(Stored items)
+ + +

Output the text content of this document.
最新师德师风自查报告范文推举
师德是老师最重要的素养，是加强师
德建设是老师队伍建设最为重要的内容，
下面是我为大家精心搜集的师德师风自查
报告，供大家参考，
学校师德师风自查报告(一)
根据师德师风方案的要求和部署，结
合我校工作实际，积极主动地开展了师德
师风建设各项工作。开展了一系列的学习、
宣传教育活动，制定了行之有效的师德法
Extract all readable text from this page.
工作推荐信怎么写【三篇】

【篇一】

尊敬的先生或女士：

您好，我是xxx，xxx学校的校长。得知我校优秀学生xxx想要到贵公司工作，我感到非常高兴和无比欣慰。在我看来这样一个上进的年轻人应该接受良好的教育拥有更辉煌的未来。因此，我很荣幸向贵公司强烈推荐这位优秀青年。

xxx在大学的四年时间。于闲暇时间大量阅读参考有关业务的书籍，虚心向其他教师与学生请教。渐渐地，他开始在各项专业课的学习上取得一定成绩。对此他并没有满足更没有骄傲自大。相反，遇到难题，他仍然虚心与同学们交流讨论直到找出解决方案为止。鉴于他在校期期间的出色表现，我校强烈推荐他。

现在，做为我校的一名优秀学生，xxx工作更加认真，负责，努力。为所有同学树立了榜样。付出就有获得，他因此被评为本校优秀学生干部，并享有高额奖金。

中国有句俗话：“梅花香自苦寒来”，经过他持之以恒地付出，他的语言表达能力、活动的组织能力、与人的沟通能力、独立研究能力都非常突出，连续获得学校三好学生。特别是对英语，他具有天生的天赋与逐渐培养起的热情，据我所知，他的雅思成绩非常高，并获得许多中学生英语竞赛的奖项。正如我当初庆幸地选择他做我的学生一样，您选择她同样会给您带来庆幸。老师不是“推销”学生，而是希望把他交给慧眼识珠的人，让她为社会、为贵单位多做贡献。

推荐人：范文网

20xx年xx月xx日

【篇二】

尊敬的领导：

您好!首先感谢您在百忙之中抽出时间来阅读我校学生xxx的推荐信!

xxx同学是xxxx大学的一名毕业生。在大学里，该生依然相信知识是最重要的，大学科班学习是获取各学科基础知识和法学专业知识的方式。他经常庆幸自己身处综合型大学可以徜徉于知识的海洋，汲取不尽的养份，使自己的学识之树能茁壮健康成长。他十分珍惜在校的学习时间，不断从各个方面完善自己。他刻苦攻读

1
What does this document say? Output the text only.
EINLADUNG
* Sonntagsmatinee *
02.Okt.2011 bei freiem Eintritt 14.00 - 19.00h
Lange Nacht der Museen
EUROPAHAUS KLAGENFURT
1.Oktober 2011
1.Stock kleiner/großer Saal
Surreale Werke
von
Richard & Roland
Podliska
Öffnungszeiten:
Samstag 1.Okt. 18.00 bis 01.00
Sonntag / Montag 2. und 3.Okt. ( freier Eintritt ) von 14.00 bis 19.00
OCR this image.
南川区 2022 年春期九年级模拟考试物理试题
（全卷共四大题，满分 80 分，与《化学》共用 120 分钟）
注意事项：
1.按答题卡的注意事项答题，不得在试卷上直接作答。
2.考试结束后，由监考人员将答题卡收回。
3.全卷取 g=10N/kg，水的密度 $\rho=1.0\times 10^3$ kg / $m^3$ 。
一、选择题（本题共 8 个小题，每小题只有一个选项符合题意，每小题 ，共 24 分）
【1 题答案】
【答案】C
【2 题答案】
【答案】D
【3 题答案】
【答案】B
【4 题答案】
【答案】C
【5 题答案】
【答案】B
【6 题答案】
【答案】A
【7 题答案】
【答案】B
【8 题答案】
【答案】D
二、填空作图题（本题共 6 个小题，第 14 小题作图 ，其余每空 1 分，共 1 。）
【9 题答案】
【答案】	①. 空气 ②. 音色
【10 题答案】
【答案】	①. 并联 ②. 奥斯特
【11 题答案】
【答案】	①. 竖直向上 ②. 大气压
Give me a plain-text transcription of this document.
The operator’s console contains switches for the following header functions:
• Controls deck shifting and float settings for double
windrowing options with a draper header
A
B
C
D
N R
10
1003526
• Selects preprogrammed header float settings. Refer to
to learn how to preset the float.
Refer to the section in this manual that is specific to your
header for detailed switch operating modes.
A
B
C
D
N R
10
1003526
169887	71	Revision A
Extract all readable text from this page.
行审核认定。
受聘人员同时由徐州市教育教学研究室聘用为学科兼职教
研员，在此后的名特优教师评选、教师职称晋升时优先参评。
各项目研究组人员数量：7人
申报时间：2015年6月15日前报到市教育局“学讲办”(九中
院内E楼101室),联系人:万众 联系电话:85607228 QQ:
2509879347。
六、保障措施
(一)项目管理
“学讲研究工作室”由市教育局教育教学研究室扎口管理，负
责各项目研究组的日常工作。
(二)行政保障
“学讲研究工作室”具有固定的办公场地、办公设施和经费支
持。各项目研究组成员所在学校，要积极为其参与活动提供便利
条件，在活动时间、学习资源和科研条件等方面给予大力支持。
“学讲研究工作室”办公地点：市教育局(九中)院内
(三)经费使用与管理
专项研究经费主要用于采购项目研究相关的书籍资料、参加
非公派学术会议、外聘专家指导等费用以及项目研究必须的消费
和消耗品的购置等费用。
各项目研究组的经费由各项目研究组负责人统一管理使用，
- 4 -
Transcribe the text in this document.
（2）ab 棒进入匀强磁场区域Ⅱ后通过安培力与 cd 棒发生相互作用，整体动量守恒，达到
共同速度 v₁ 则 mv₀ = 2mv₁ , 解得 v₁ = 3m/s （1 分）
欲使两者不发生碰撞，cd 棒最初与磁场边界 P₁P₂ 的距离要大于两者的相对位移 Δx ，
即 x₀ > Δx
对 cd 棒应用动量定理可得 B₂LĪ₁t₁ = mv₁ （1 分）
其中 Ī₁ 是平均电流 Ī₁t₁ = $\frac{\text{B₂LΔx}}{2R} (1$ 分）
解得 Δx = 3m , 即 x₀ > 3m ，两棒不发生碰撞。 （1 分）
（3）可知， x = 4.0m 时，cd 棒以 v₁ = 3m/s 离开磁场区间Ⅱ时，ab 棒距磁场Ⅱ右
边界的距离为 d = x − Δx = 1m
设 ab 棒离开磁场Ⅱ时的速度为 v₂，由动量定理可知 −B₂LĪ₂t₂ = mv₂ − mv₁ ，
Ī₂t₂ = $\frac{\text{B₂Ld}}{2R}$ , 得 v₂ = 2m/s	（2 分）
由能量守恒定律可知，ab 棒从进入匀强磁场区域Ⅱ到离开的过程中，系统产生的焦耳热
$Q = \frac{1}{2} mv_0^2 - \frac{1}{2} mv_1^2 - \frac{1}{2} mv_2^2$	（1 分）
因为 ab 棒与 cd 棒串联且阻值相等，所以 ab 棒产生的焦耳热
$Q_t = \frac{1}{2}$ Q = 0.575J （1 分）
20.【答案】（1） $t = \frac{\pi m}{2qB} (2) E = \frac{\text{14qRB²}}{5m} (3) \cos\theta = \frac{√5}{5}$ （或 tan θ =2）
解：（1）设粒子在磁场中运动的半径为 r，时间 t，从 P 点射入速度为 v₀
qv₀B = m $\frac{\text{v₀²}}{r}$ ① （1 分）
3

+ + +

Your goal
Copy out each line exactly.

Answer to this exercise
Output the text content of this document.
最新师德师风自查报告范文推举
师德是老师最重要的素养，是加强师
德建设是老师队伍建设最为重要的内容，
下面是我为大家精心搜集的师德师风自查
报告，供大家参考，
学校师德师风自查报告(一)
根据师德师风方案的要求和部署，结
合我校工作实际，积极主动地开展了师德
师风建设各项工作。开展了一系列的学习、
宣传教育活动，制定了行之有效的师德法
Extract all readable text from this page.
工作推荐信怎么写【三篇】

【篇一】

尊敬的先生或女士：

您好，我是xxx，xxx学校的校长。得知我校优秀学生xxx想要到贵公司工作，我感到非常高兴和无比欣慰。在我看来这样一个上进的年轻人应该接受良好的教育拥有更辉煌的未来。因此，我很荣幸向贵公司强烈推荐这位优秀青年。

xxx在大学的四年时间。于闲暇时间大量阅读参考有关业务的书籍，虚心向其他教师与学生请教。渐渐地，他开始在各项专业课的学习上取得一定成绩。对此他并没有满足更没有骄傲自大。相反，遇到难题，他仍然虚心与同学们交流讨论直到找出解决方案为止。鉴于他在校期期间的出色表现，我校强烈推荐他。

现在，做为我校的一名优秀学生，xxx工作更加认真，负责，努力。为所有同学树立了榜样。付出就有获得，他因此被评为本校优秀学生干部，并享有高额奖金。

中国有句俗话：“梅花香自苦寒来”，经过他持之以恒地付出，他的语言表达能力、活动的组织能力、与人的沟通能力、独立研究能力都非常突出，连续获得学校三好学生。特别是对英语，他具有天生的天赋与逐渐培养起的热情，据我所知，他的雅思成绩非常高，并获得许多中学生英语竞赛的奖项。正如我当初庆幸地选择他做我的学生一样，您选择她同样会给您带来庆幸。老师不是“推销”学生，而是希望把他交给慧眼识珠的人，让她为社会、为贵单位多做贡献。

推荐人：范文网

20xx年xx月xx日

【篇二】

尊敬的领导：

您好!首先感谢您在百忙之中抽出时间来阅读我校学生xxx的推荐信!

xxx同学是xxxx大学的一名毕业生。在大学里，该生依然相信知识是最重要的，大学科班学习是获取各学科基础知识和法学专业知识的方式。他经常庆幸自己身处综合型大学可以徜徉于知识的海洋，汲取不尽的养份，使自己的学识之树能茁壮健康成长。他十分珍惜在校的学习时间，不断从各个方面完善自己。他刻苦攻读

1
What does this document say? Output the text only.
EINLADUNG
* Sonntagsmatinee *
02.Okt.2011 bei freiem Eintritt 14.00 - 19.00h
Lange Nacht der Museen
EUROPAHAUS KLAGENFURT
1.Oktober 2011
1.Stock kleiner/großer Saal
Surreale Werke
von
Richard & Roland
Podliska
Öffnungszeiten:
Samstag 1.Okt. 18.00 bis 01.00
Sonntag / Montag 2. und 3.Okt. ( freier Eintritt ) von 14.00 bis 19.00
OCR this image.
南川区 2022 年春期九年级模拟考试物理试题
（全卷共四大题，满分 80 分，与《化学》共用 120 分钟）
注意事项：
1.按答题卡的注意事项答题，不得在试卷上直接作答。
2.考试结束后，由监考人员将答题卡收回。
3.全卷取 g=10N/kg，水的密度 $\rho=1.0\times 10^3$ kg / $m^3$ 。
一、选择题（本题共 8 个小题，每小题只有一个选项符合题意，每小题 ，共 24 分）
【1 题答案】
【答案】C
【2 题答案】
【答案】D
【3 题答案】
【答案】B
【4 题答案】
【答案】C
【5 题答案】
【答案】B
【6 题答案】
【答案】A
【7 题答案】
【答案】B
【8 题答案】
【答案】D
二、填空作图题（本题共 6 个小题，第 14 小题作图 ，其余每空 1 分，共 1 。）
【9 题答案】
【答案】	①. 空气 ②. 音色
【10 题答案】
【答案】	①. 并联 ②. 奥斯特
【11 题答案】
【答案】	①. 竖直向上 ②. 大气压
Give me a plain-text transcription of this document.
The operator’s console contains switches for the following header functions:
• Controls deck shifting and float settings for double
windrowing options with a draper header
A
B
C
D
N R
10
1003526
• Selects preprogrammed header float settings. Refer to
to learn how to preset the float.
Refer to the section in this manual that is specific to your
header for detailed switch operating modes.
A
B
C
D
N R
10
1003526
169887	71	Revision A
Extract all readable text from this page.
行审核认定。
受聘人员同时由徐州市教育教学研究室聘用为学科兼职教
研员，在此后的名特优教师评选、教师职称晋升时优先参评。
各项目研究组人员数量：7人
申报时间：2015年6月15日前报到市教育局“学讲办”(九中
院内E楼101室),联系人:万众 联系电话:85607228 QQ:
2509879347。
六、保障措施
(一)项目管理
“学讲研究工作室”由市教育局教育教学研究室扎口管理，负
责各项目研究组的日常工作。
(二)行政保障
“学讲研究工作室”具有固定的办公场地、办公设施和经费支
持。各项目研究组成员所在学校，要积极为其参与活动提供便利
条件，在活动时间、学习资源和科研条件等方面给予大力支持。
“学讲研究工作室”办公地点：市教育局(九中)院内
(三)经费使用与管理
专项研究经费主要用于采购项目研究相关的书籍资料、参加
非公派学术会议、外聘专家指导等费用以及项目研究必须的消费
和消耗品的购置等费用。
各项目研究组的经费由各项目研究组负责人统一管理使用，
- 4 -
Transcribe the text in this document.
（2）ab 棒进入匀强磁场区域Ⅱ后通过安培力与 cd 棒发生相互作用，整体动量守恒，达到
共同速度 v₁ 则 mv₀ = 2mv₁ , 解得 v₁ = 3m/s （1 分）
欲使两者不发生碰撞，cd 棒最初与磁场边界 P₁P₂ 的距离要大于两者的相对位移 Δx ，
即 x₀ > Δx
对 cd 棒应用动量定理可得 B₂LĪ₁t₁ = mv₁ （1 分）
其中 Ī₁ 是平均电流 Ī₁t₁ = $\frac{\text{B₂LΔx}}{2R} (1$ 分）
解得 Δx = 3m , 即 x₀ > 3m ，两棒不发生碰撞。 （1 分）
（3）可知， x = 4.0m 时，cd 棒以 v₁ = 3m/s 离开磁场区间Ⅱ时，ab 棒距磁场Ⅱ右
边界的距离为 d = x − Δx = 1m
设 ab 棒离开磁场Ⅱ时的速度为 v₂，由动量定理可知 −B₂LĪ₂t₂ = mv₂ − mv₁ ，
Ī₂t₂ = $\frac{\text{B₂Ld}}{2R}$ , 得 v₂ = 2m/s	（2 分）
由能量守恒定律可知，ab 棒从进入匀强磁场区域Ⅱ到离开的过程中，系统产生的焦耳热
$Q = \frac{1}{2} mv_0^2 - \frac{1}{2} mv_1^2 - \frac{1}{2} mv_2^2$	（1 分）
因为 ab 棒与 cd 棒串联且阻值相等，所以 ab 棒产生的焦耳热
$Q_t = \frac{1}{2}$ Q = 0.575J （1 分）
20.【答案】（1） $t = \frac{\pi m}{2qB} (2) E = \frac{\text{14qRB²}}{5m} (3) \cos\theta = \frac{√5}{5}$ （或 tan θ =2）
解：（1）设粒子在磁场中运动的半径为 r，时间 t，从 P 点射入速度为 v₀
qv₀B = m $\frac{\text{v₀²}}{r}$ ① （1 分）
3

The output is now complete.